GIVEN RECORDS.
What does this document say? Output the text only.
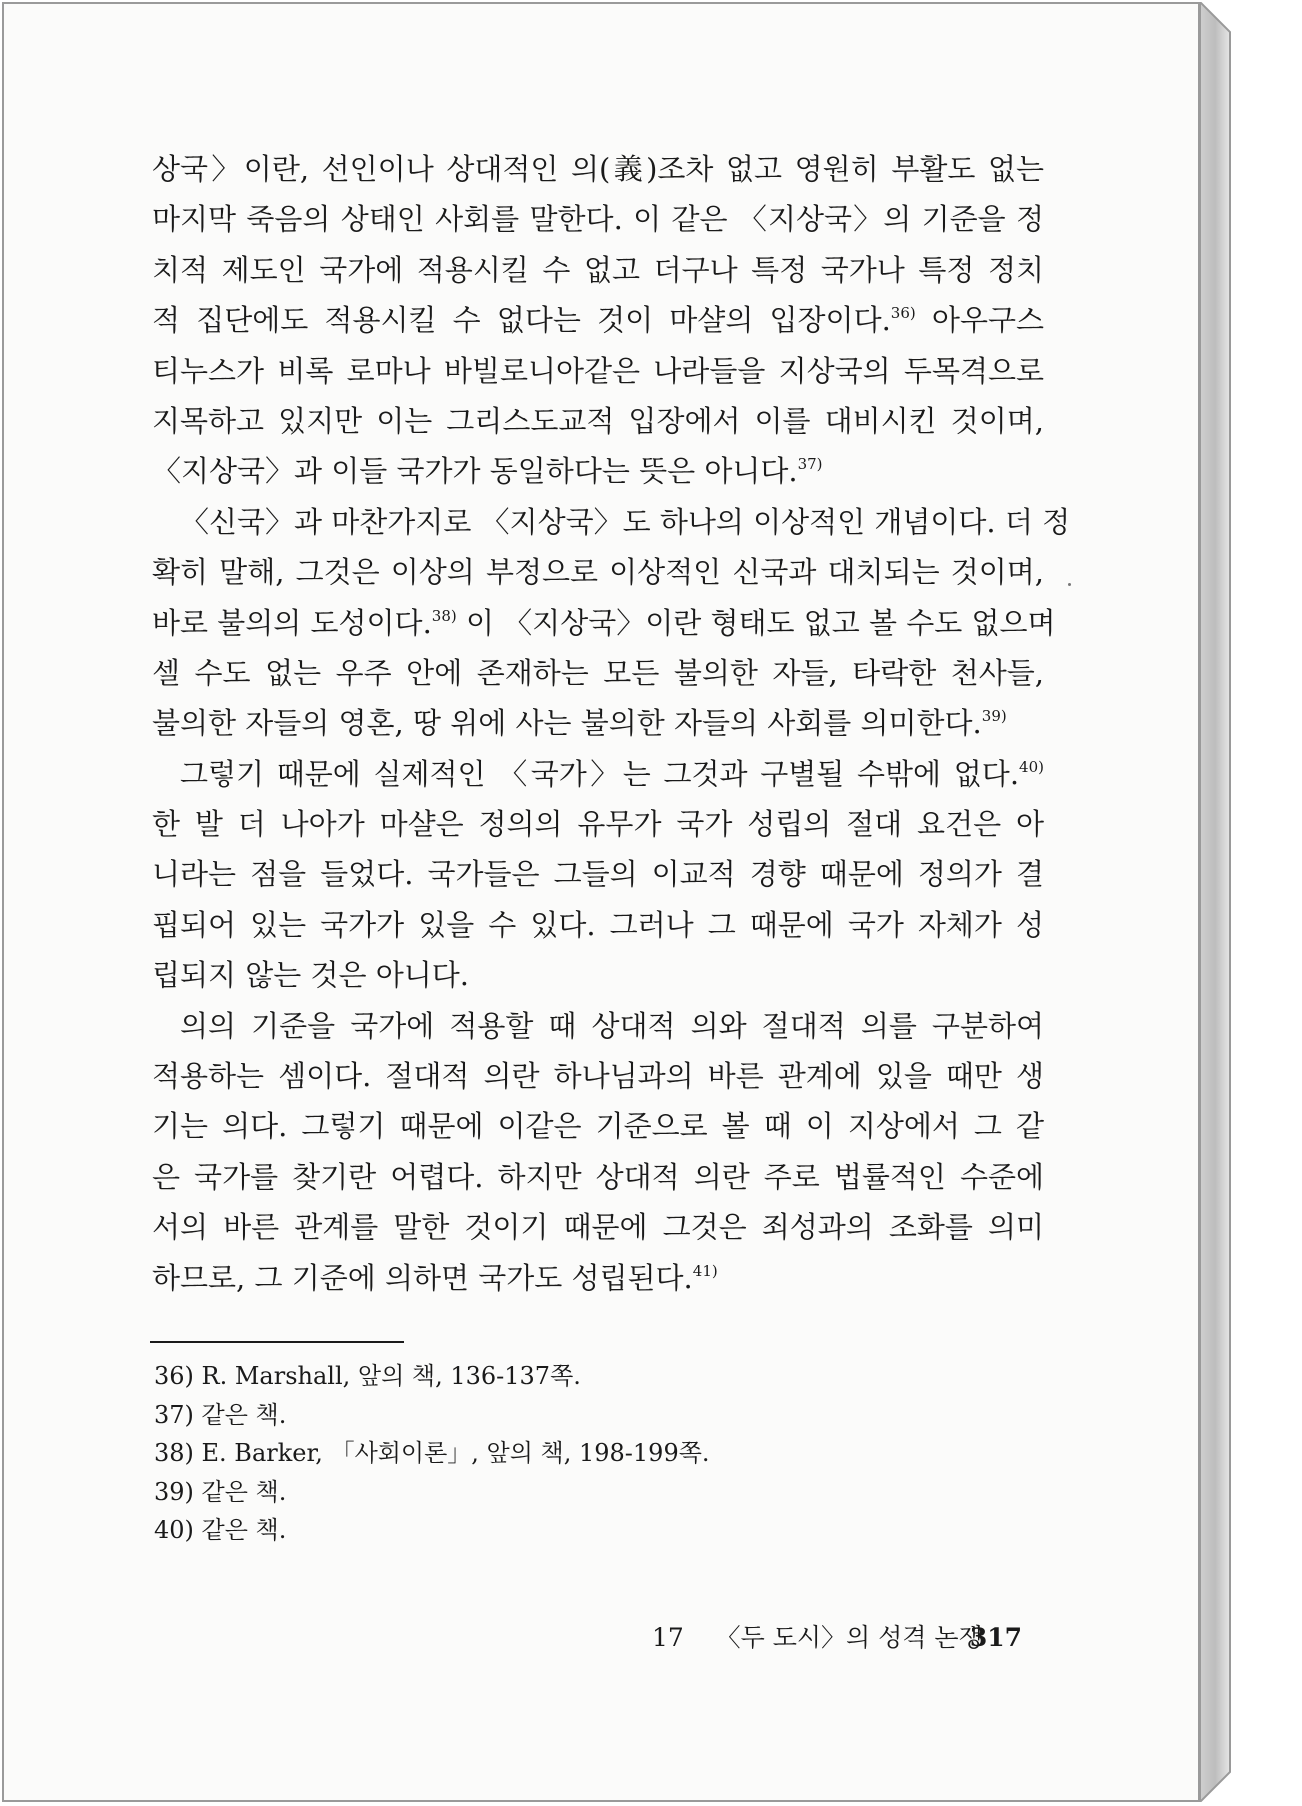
상국〉이란, 선인이나 상대적인 의(義)조차 없고 영원히 부활도 없는
마지막 죽음의 상태인 사회를 말한다. 이 같은 〈지상국〉의 기준을 정
치적 제도인 국가에 적용시킬 수 없고 더구나 특정 국가나 특정 정치
적 집단에도 적용시킬 수 없다는 것이 마샬의 입장이다.$^{36)}$ 아우구스
티누스가 비록 로마나 바빌로니아같은 나라들을 지상국의 두목격으로
지목하고 있지만 이는 그리스도교적 입장에서 이를 대비시킨 것이며,
〈지상국〉과 이들 국가가 동일하다는 뜻은 아니다.$^{37)}$
〈신국〉과 마찬가지로 〈지상국〉도 하나의 이상적인 개념이다. 더 정
확히 말해, 그것은 이상의 부정으로 이상적인 신국과 대치되는 것이며,
바로 불의의 도성이다.$^{38)}$ 이 〈지상국〉이란 형태도 없고 볼 수도 없으며
셀 수도 없는 우주 안에 존재하는 모든 불의한 자들, 타락한 천사들,
불의한 자들의 영혼, 땅 위에 사는 불의한 자들의 사회를 의미한다.$^{39)}$
그렇기 때문에 실제적인 〈국가〉는 그것과 구별될 수밖에 없다.$^{40)}$
한 발 더 나아가 마샬은 정의의 유무가 국가 성립의 절대 요건은 아
니라는 점을 들었다. 국가들은 그들의 이교적 경향 때문에 정의가 결
핍되어 있는 국가가 있을 수 있다. 그러나 그 때문에 국가 자체가 성
립되지 않는 것은 아니다.
의의 기준을 국가에 적용할 때 상대적 의와 절대적 의를 구분하여
적용하는 셈이다. 절대적 의란 하나님과의 바른 관계에 있을 때만 생
기는 의다. 그렇기 때문에 이같은 기준으로 볼 때 이 지상에서 그 같
은 국가를 찾기란 어렵다. 하지만 상대적 의란 주로 법률적인 수준에
서의 바른 관계를 말한 것이기 때문에 그것은 죄성과의 조화를 의미
하므로, 그 기준에 의하면 국가도 성립된다.$^{41)}$
36) R. Marshall, 앞의 책, 136-137쪽.
37) 같은 책.
38) E. Barker, 「사회이론」, 앞의 책, 198-199쪽.
39) 같은 책.
40) 같은 책.
17 〈두 도시〉의 성격 논쟁
317
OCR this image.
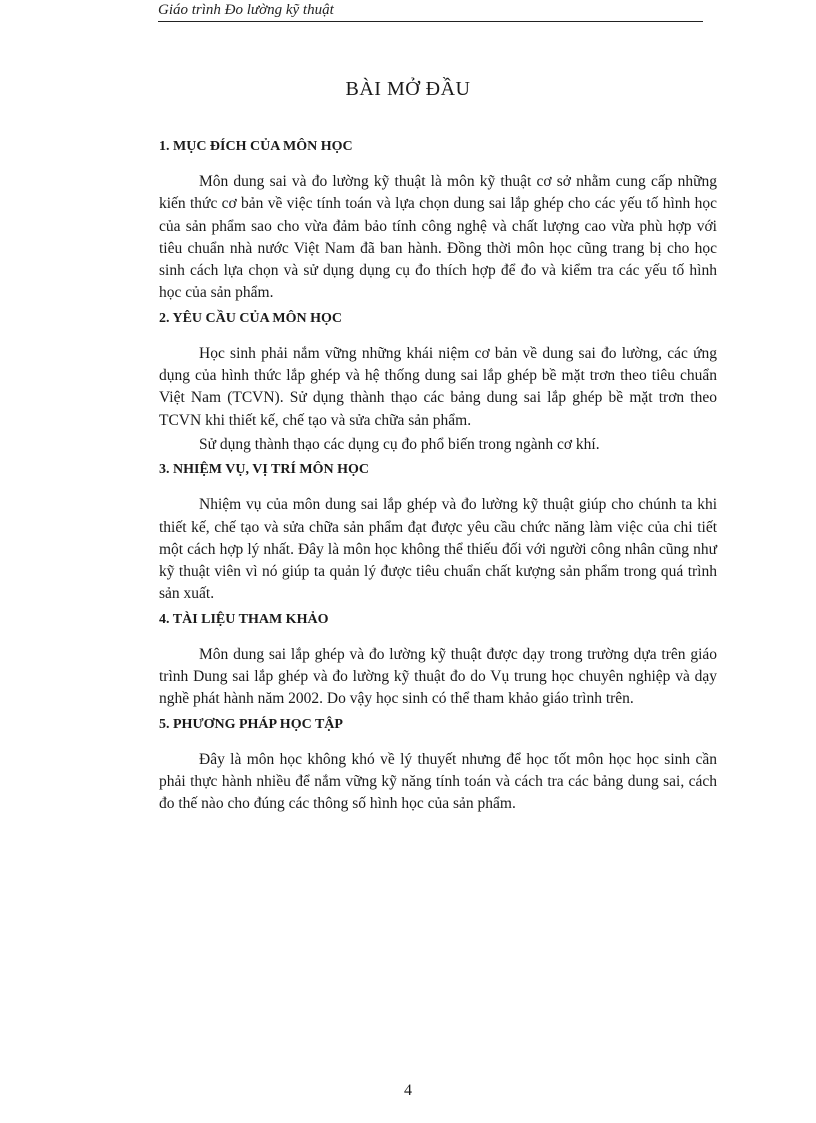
Giáo trình Đo lường kỹ thuật
BÀI MỞ ĐẦU
1. MỤC ĐÍCH CỦA MÔN HỌC

Môn dung sai và đo lường kỹ thuật là môn kỹ thuật cơ sở nhằm cung cấp những kiến thức cơ bản về việc tính toán và lựa chọn dung sai lắp ghép cho các yếu tố hình học của sản phẩm sao cho vừa đảm bảo tính công nghệ và chất lượng cao vừa phù hợp với tiêu chuẩn nhà nước Việt Nam đã ban hành. Đồng thời môn học cũng trang bị cho học sinh cách lựa chọn và sử dụng dụng cụ đo thích hợp để đo và kiểm tra các yếu tố hình học của sản phẩm.

2. YÊU CẦU CỦA MÔN HỌC

Học sinh phải nắm vững những khái niệm cơ bản về dung sai đo lường, các ứng dụng của hình thức lắp ghép và hệ thống dung sai lắp ghép bề mặt trơn theo tiêu chuẩn Việt Nam (TCVN). Sử dụng thành thạo các bảng dung sai lắp ghép bề mặt trơn theo TCVN khi thiết kế, chế tạo và sửa chữa sản phẩm.

Sử dụng thành thạo các dụng cụ đo phổ biến trong ngành cơ khí.

3. NHIỆM VỤ, VỊ TRÍ MÔN HỌC

Nhiệm vụ của môn dung sai lắp ghép và đo lường kỹ thuật giúp cho chúnh ta khi thiết kế, chế tạo và sửa chữa sản phẩm đạt được yêu cầu chức năng làm việc của chi tiết một cách hợp lý nhất. Đây là môn học không thể thiếu đối với người công nhân cũng như kỹ thuật viên vì nó giúp ta quản lý được tiêu chuẩn chất kượng sản phẩm trong quá trình sản xuất.

4. TÀI LIỆU THAM KHẢO

Môn dung sai lắp ghép và đo lường kỹ thuật được dạy trong trường dựa trên giáo trình Dung sai lắp ghép và đo lường kỹ thuật đo do Vụ trung học chuyên nghiệp và dạy nghề phát hành năm 2002. Do vậy học sinh có thể tham khảo giáo trình trên.

5. PHƯƠNG PHÁP HỌC TẬP

Đây là môn học không khó về lý thuyết nhưng để học tốt môn học học sinh cần phải thực hành nhiều để nắm vững kỹ năng tính toán và cách tra các bảng dung sai, cách đo thế nào cho đúng các thông số hình học của sản phẩm.

4
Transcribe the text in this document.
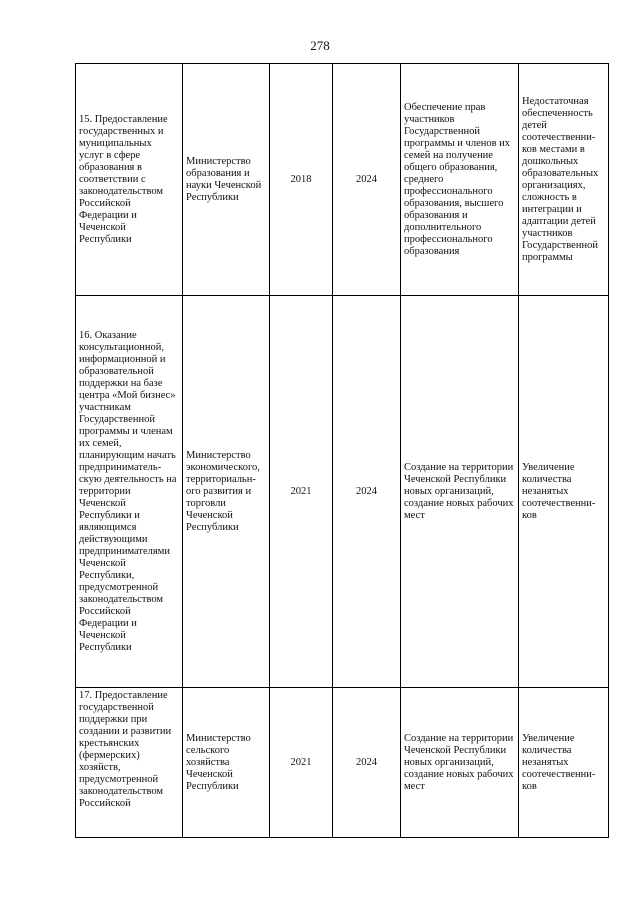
278
15. Предоставление государственных и муниципальных услуг в сфере образования в соответствии с законодательством Российской Федерации и Чеченской Республики	Министерство образования и науки Чеченской Республики	2018	2024	Обеспечение прав участников Государственной программы и членов их семей на получение общего образования, среднего профессионального образования, высшего образования и дополнительного профессионального образования	Недостаточная обеспеченность детей соотечественников местами в дошкольных образовательных организациях, сложность в интеграции и адаптации детей участников Государственной программы
16. Оказание консультационной, информационной и образовательной поддержки на базе центра «Мой бизнес» участникам Государственной программы и членам их семей, планирующим начать предпринимательскую деятельность на территории Чеченской Республики и являющимся действующими предпринимателями Чеченской Республики, предусмотренной законодательством Российской Федерации и Чеченской Республики	Министерство экономического, территориального развития и торговли Чеченской Республики	2021	2024	Создание на территории Чеченской Республики новых организаций, создание новых рабочих мест	Увеличение количества незанятых соотечественников
17. Предоставление государственной поддержки при создании и развитии крестьянских (фермерских) хозяйств, предусмотренной законодательством Российской	Министерство сельского хозяйства Чеченской Республики	2021	2024	Создание на территории Чеченской Республики новых организаций, создание новых рабочих мест	Увеличение количества незанятых соотечественников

STATED EXERCISE. Output the lines above in full and exactly as given, omitting any pictures.

THE SOLUTION.
What does this document say? Output the text only.
상국〉이란, 선인이나 상대적인 의(義)조차 없고 영원히 부활도 없는
마지막 죽음의 상태인 사회를 말한다. 이 같은 〈지상국〉의 기준을 정
치적 제도인 국가에 적용시킬 수 없고 더구나 특정 국가나 특정 정치
적 집단에도 적용시킬 수 없다는 것이 마샬의 입장이다.$^{36)}$ 아우구스
티누스가 비록 로마나 바빌로니아같은 나라들을 지상국의 두목격으로
지목하고 있지만 이는 그리스도교적 입장에서 이를 대비시킨 것이며,
〈지상국〉과 이들 국가가 동일하다는 뜻은 아니다.$^{37)}$
〈신국〉과 마찬가지로 〈지상국〉도 하나의 이상적인 개념이다. 더 정
확히 말해, 그것은 이상의 부정으로 이상적인 신국과 대치되는 것이며,
바로 불의의 도성이다.$^{38)}$ 이 〈지상국〉이란 형태도 없고 볼 수도 없으며
셀 수도 없는 우주 안에 존재하는 모든 불의한 자들, 타락한 천사들,
불의한 자들의 영혼, 땅 위에 사는 불의한 자들의 사회를 의미한다.$^{39)}$
그렇기 때문에 실제적인 〈국가〉는 그것과 구별될 수밖에 없다.$^{40)}$
한 발 더 나아가 마샬은 정의의 유무가 국가 성립의 절대 요건은 아
니라는 점을 들었다. 국가들은 그들의 이교적 경향 때문에 정의가 결
핍되어 있는 국가가 있을 수 있다. 그러나 그 때문에 국가 자체가 성
립되지 않는 것은 아니다.
의의 기준을 국가에 적용할 때 상대적 의와 절대적 의를 구분하여
적용하는 셈이다. 절대적 의란 하나님과의 바른 관계에 있을 때만 생
기는 의다. 그렇기 때문에 이같은 기준으로 볼 때 이 지상에서 그 같
은 국가를 찾기란 어렵다. 하지만 상대적 의란 주로 법률적인 수준에
서의 바른 관계를 말한 것이기 때문에 그것은 죄성과의 조화를 의미
하므로, 그 기준에 의하면 국가도 성립된다.$^{41)}$
36) R. Marshall, 앞의 책, 136-137쪽.
37) 같은 책.
38) E. Barker, 「사회이론」, 앞의 책, 198-199쪽.
39) 같은 책.
40) 같은 책.
17 〈두 도시〉의 성격 논쟁
317
OCR this image.
Giáo trình Đo lường kỹ thuật
BÀI MỞ ĐẦU
1. MỤC ĐÍCH CỦA MÔN HỌC

Môn dung sai và đo lường kỹ thuật là môn kỹ thuật cơ sở nhằm cung cấp những kiến thức cơ bản về việc tính toán và lựa chọn dung sai lắp ghép cho các yếu tố hình học của sản phẩm sao cho vừa đảm bảo tính công nghệ và chất lượng cao vừa phù hợp với tiêu chuẩn nhà nước Việt Nam đã ban hành. Đồng thời môn học cũng trang bị cho học sinh cách lựa chọn và sử dụng dụng cụ đo thích hợp để đo và kiểm tra các yếu tố hình học của sản phẩm.

2. YÊU CẦU CỦA MÔN HỌC

Học sinh phải nắm vững những khái niệm cơ bản về dung sai đo lường, các ứng dụng của hình thức lắp ghép và hệ thống dung sai lắp ghép bề mặt trơn theo tiêu chuẩn Việt Nam (TCVN). Sử dụng thành thạo các bảng dung sai lắp ghép bề mặt trơn theo TCVN khi thiết kế, chế tạo và sửa chữa sản phẩm.

Sử dụng thành thạo các dụng cụ đo phổ biến trong ngành cơ khí.

3. NHIỆM VỤ, VỊ TRÍ MÔN HỌC

Nhiệm vụ của môn dung sai lắp ghép và đo lường kỹ thuật giúp cho chúnh ta khi thiết kế, chế tạo và sửa chữa sản phẩm đạt được yêu cầu chức năng làm việc của chi tiết một cách hợp lý nhất. Đây là môn học không thể thiếu đối với người công nhân cũng như kỹ thuật viên vì nó giúp ta quản lý được tiêu chuẩn chất kượng sản phẩm trong quá trình sản xuất.

4. TÀI LIỆU THAM KHẢO

Môn dung sai lắp ghép và đo lường kỹ thuật được dạy trong trường dựa trên giáo trình Dung sai lắp ghép và đo lường kỹ thuật đo do Vụ trung học chuyên nghiệp và dạy nghề phát hành năm 2002. Do vậy học sinh có thể tham khảo giáo trình trên.

5. PHƯƠNG PHÁP HỌC TẬP

Đây là môn học không khó về lý thuyết nhưng để học tốt môn học học sinh cần phải thực hành nhiều để nắm vững kỹ năng tính toán và cách tra các bảng dung sai, cách đo thế nào cho đúng các thông số hình học của sản phẩm.

4
Transcribe the text in this document.
278
15. Предоставление государственных и муниципальных услуг в сфере образования в соответствии с законодательством Российской Федерации и Чеченской Республики	Министерство образования и науки Чеченской Республики	2018	2024	Обеспечение прав участников Государственной программы и членов их семей на получение общего образования, среднего профессионального образования, высшего образования и дополнительного профессионального образования	Недостаточная обеспеченность детей соотечественников местами в дошкольных образовательных организациях, сложность в интеграции и адаптации детей участников Государственной программы
16. Оказание консультационной, информационной и образовательной поддержки на базе центра «Мой бизнес» участникам Государственной программы и членам их семей, планирующим начать предпринимательскую деятельность на территории Чеченской Республики и являющимся действующими предпринимателями Чеченской Республики, предусмотренной законодательством Российской Федерации и Чеченской Республики	Министерство экономического, территориального развития и торговли Чеченской Республики	2021	2024	Создание на территории Чеченской Республики новых организаций, создание новых рабочих мест	Увеличение количества незанятых соотечественников
17. Предоставление государственной поддержки при создании и развитии крестьянских (фермерских) хозяйств, предусмотренной законодательством Российской	Министерство сельского хозяйства Чеченской Республики	2021	2024	Создание на территории Чеченской Республики новых организаций, создание новых рабочих мест	Увеличение количества незанятых соотечественников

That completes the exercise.